## Start Material for the task

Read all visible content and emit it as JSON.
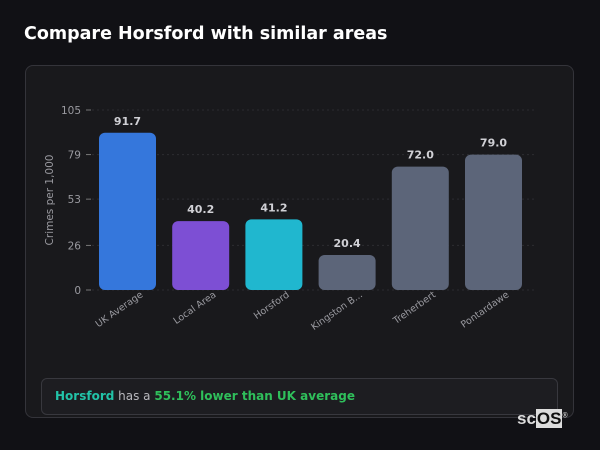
{
  "header": {
    "title": "Compare Horsford with similar areas"
  },
  "chart_data": {
    "type": "bar",
    "title": "",
    "xlabel": "",
    "ylabel": "Crimes per 1,000",
    "ylim": [
      0,
      105
    ],
    "yticks": [
      0,
      26,
      53,
      79,
      105
    ],
    "grid": true,
    "categories": [
      "UK Average",
      "Local Area",
      "Horsford",
      "Kingston B...",
      "Treherbert",
      "Pontardawe"
    ],
    "values": [
      91.7,
      40.2,
      41.2,
      20.4,
      72.0,
      79.0
    ],
    "value_labels": [
      "91.7",
      "40.2",
      "41.2",
      "20.4",
      "72.0",
      "79.0"
    ],
    "colors": [
      "#3577dc",
      "#7d4fd4",
      "#20b7cf",
      "#5c6579",
      "#5c6579",
      "#5c6579"
    ]
  },
  "summary": {
    "area": "Horsford",
    "middle": " has a ",
    "comparison": "55.1% lower than UK average"
  },
  "logo": {
    "text_a": "sc",
    "text_b": "OS",
    "mark": "®"
  }
}
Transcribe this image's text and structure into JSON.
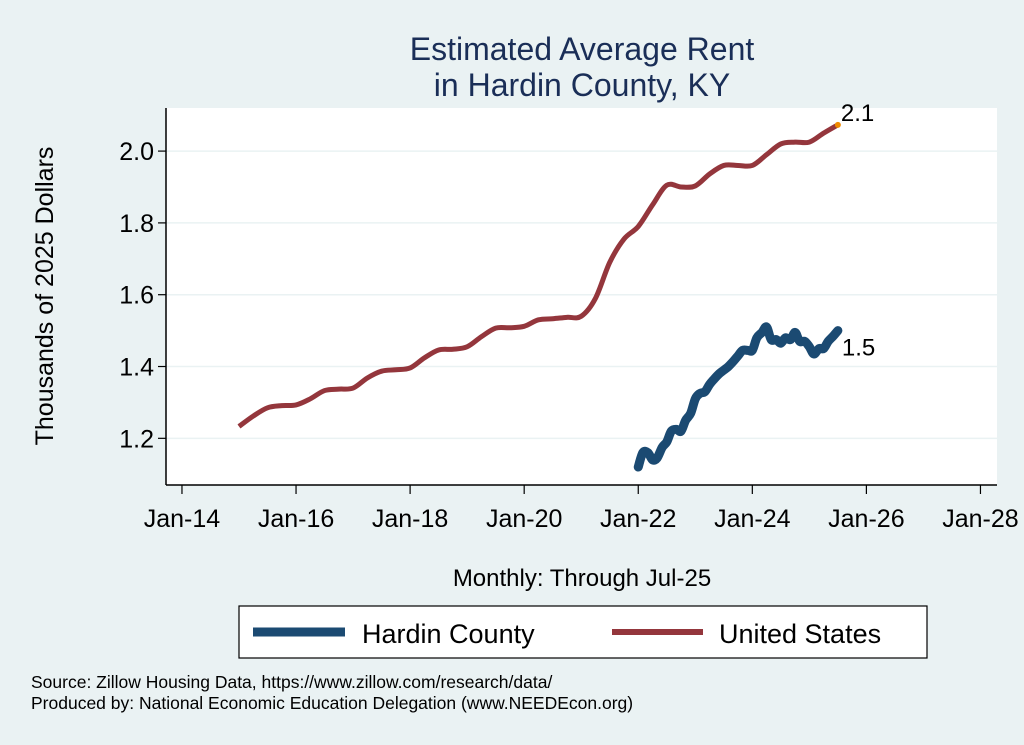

## End Material for the task

Written problem: Exactly as written, return every line of the listing, but not the pictures.

Solution to the exercise:
Read all visible content and emit it as JSON.
{
  "header": {
    "title": "Compare Horsford with similar areas"
  },
  "chart_data": {
    "type": "bar",
    "title": "",
    "xlabel": "",
    "ylabel": "Crimes per 1,000",
    "ylim": [
      0,
      105
    ],
    "yticks": [
      0,
      26,
      53,
      79,
      105
    ],
    "grid": true,
    "categories": [
      "UK Average",
      "Local Area",
      "Horsford",
      "Kingston B...",
      "Treherbert",
      "Pontardawe"
    ],
    "values": [
      91.7,
      40.2,
      41.2,
      20.4,
      72.0,
      79.0
    ],
    "value_labels": [
      "91.7",
      "40.2",
      "41.2",
      "20.4",
      "72.0",
      "79.0"
    ],
    "colors": [
      "#3577dc",
      "#7d4fd4",
      "#20b7cf",
      "#5c6579",
      "#5c6579",
      "#5c6579"
    ]
  },
  "summary": {
    "area": "Horsford",
    "middle": " has a ",
    "comparison": "55.1% lower than UK average"
  },
  "logo": {
    "text_a": "sc",
    "text_b": "OS",
    "mark": "®"
  }
}
Transcribe this image's text and structure into JSON.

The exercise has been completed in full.